Stored data
....
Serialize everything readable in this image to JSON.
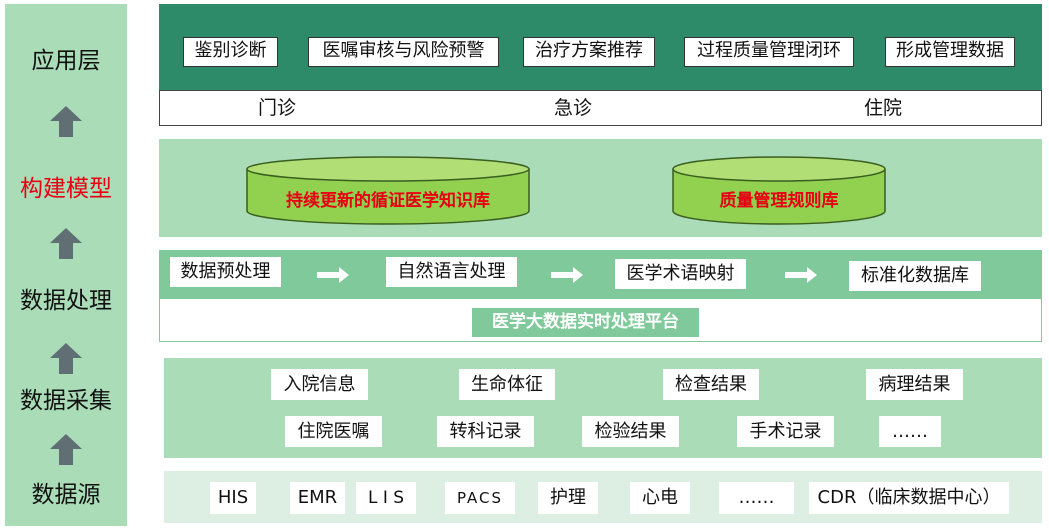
{
  "layers": {
    "app": "应用层",
    "model": "构建模型",
    "process": "数据处理",
    "collect": "数据采集",
    "source": "数据源"
  },
  "colors": {
    "dark_green": "#2e8b6a",
    "light_green": "#a9dcb7",
    "mid_green": "#7fc99a",
    "pale_green": "#dcefe2",
    "db_fill": "#92d050",
    "highlight_red": "#e60012",
    "arrow_gray": "#5f6f74"
  },
  "application": {
    "functions": [
      "鉴别诊断",
      "医嘱审核与风险预警",
      "治疗方案推荐",
      "过程质量管理闭环",
      "形成管理数据"
    ],
    "departments": [
      "门诊",
      "急诊",
      "住院"
    ]
  },
  "model": {
    "databases": [
      "持续更新的循证医学知识库",
      "质量管理规则库"
    ]
  },
  "processing": {
    "steps": [
      "数据预处理",
      "自然语言处理",
      "医学术语映射",
      "标准化数据库"
    ],
    "platform": "医学大数据实时处理平台"
  },
  "collection": {
    "row1": [
      "入院信息",
      "生命体征",
      "检查结果",
      "病理结果"
    ],
    "row2": [
      "住院医嘱",
      "转科记录",
      "检验结果",
      "手术记录",
      "……"
    ]
  },
  "sources": [
    "HIS",
    "EMR",
    "L I S",
    "PACS",
    "护理",
    "心电",
    "……",
    "CDR（临床数据中心）"
  ]
}
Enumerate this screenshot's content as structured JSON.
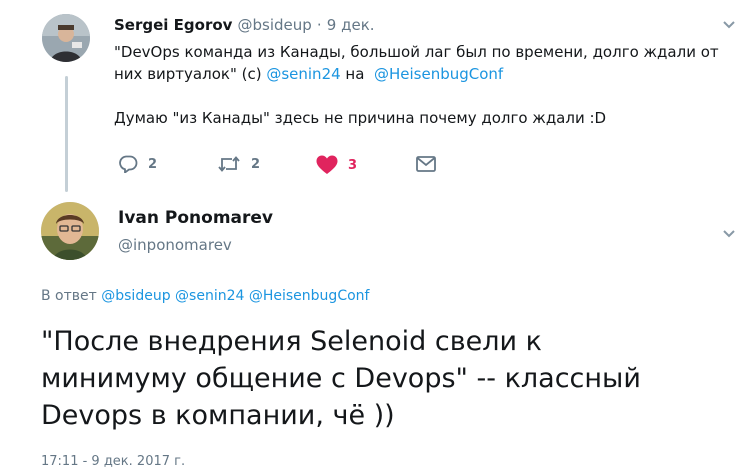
{
  "parent_tweet": {
    "author_name": "Sergei Egorov",
    "author_handle": "@bsideup",
    "separator": "·",
    "date": "9 дек.",
    "line1": "\"DevOps команда из Канады, большой лаг был по времени, долго ждали от",
    "line2_pre": "них виртуалок\" (c) ",
    "mention1": "@senin24",
    "line2_mid": " на  ",
    "mention2": "@HeisenbugConf",
    "line3": "Думаю \"из Канады\" здесь не причина почему долго ждали :D",
    "actions": {
      "reply_count": "2",
      "retweet_count": "2",
      "like_count": "3"
    }
  },
  "main_tweet": {
    "author_name": "Ivan Ponomarev",
    "author_handle": "@inponomarev",
    "reply_label": "В ответ",
    "reply_mentions": [
      "@bsideup",
      "@senin24",
      "@HeisenbugConf"
    ],
    "text_lines": [
      "\"После внедрения Selenoid свели к",
      "минимуму общение с Devops\" -- классный",
      "Devops в компании, чё ))"
    ],
    "footer_partial": "17:11 - 9 дек. 2017 г."
  },
  "colors": {
    "link": "#1b95e0",
    "like": "#e0245e",
    "muted": "#657786",
    "text": "#14171a"
  },
  "icons": {
    "reply": "speech-bubble-icon",
    "retweet": "retweet-arrows-icon",
    "like": "heart-icon",
    "dm": "envelope-icon",
    "menu": "chevron-down-icon"
  }
}
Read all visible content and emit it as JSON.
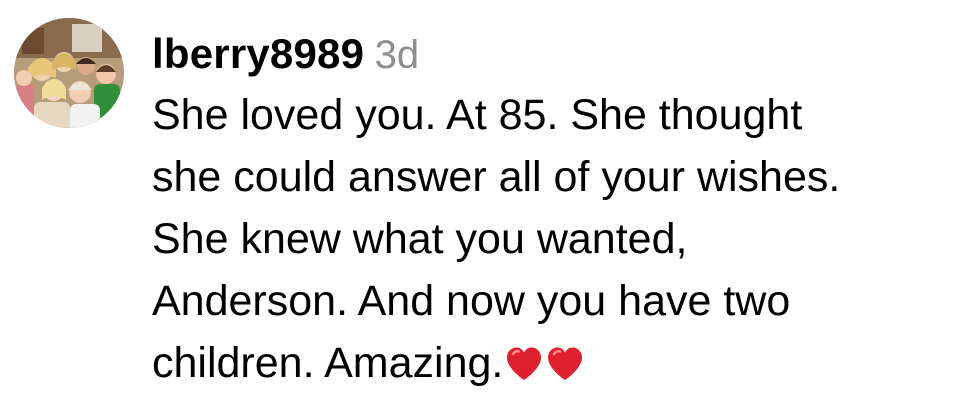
{
  "comment": {
    "username": "lberry8989",
    "timestamp": "3d",
    "lines": [
      "She loved you. At 85. She thought",
      "she could answer all of your wishes.",
      "She knew what you wanted,",
      "Anderson. And now you have two",
      "children. Amazing."
    ],
    "emojis": [
      "red-heart",
      "red-heart"
    ]
  },
  "colors": {
    "timestamp": "#8e8e8e",
    "text": "#000000",
    "heart": "#e0202e"
  }
}
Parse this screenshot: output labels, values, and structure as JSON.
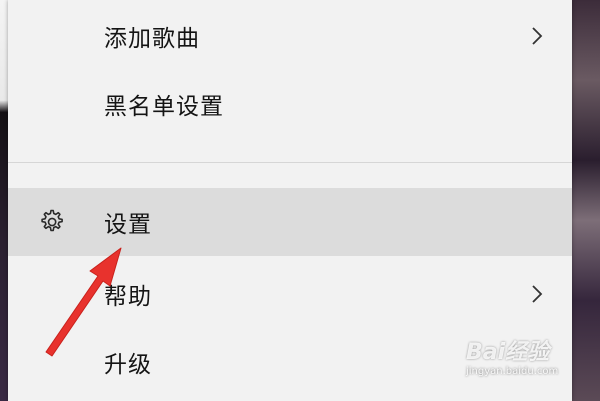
{
  "menu": {
    "items": [
      {
        "label": "添加歌曲",
        "has_submenu": true,
        "selected": false,
        "icon": null
      },
      {
        "label": "黑名单设置",
        "has_submenu": false,
        "selected": false,
        "icon": null
      },
      {
        "label": "设置",
        "has_submenu": false,
        "selected": true,
        "icon": "gear-icon"
      },
      {
        "label": "帮助",
        "has_submenu": true,
        "selected": false,
        "icon": null
      },
      {
        "label": "升级",
        "has_submenu": false,
        "selected": false,
        "icon": null
      }
    ]
  },
  "annotation": {
    "arrow_color": "#e8322d"
  },
  "watermark": {
    "logo": "Bai经验",
    "url": "jingyan.baidu.com"
  },
  "colors": {
    "menu_bg": "#f2f2f2",
    "selected_bg": "#dcdcdc",
    "text": "#141414"
  }
}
....
## Problem description:
Pull out all lines from the entries above that include the word "Канады".

## In response:
    "line1": "\"DevOps команда из Канады, большой лаг был по времени, долго ждали от",
    "line3": "Думаю \"из Канады\" здесь не причина почему долго ждали :D",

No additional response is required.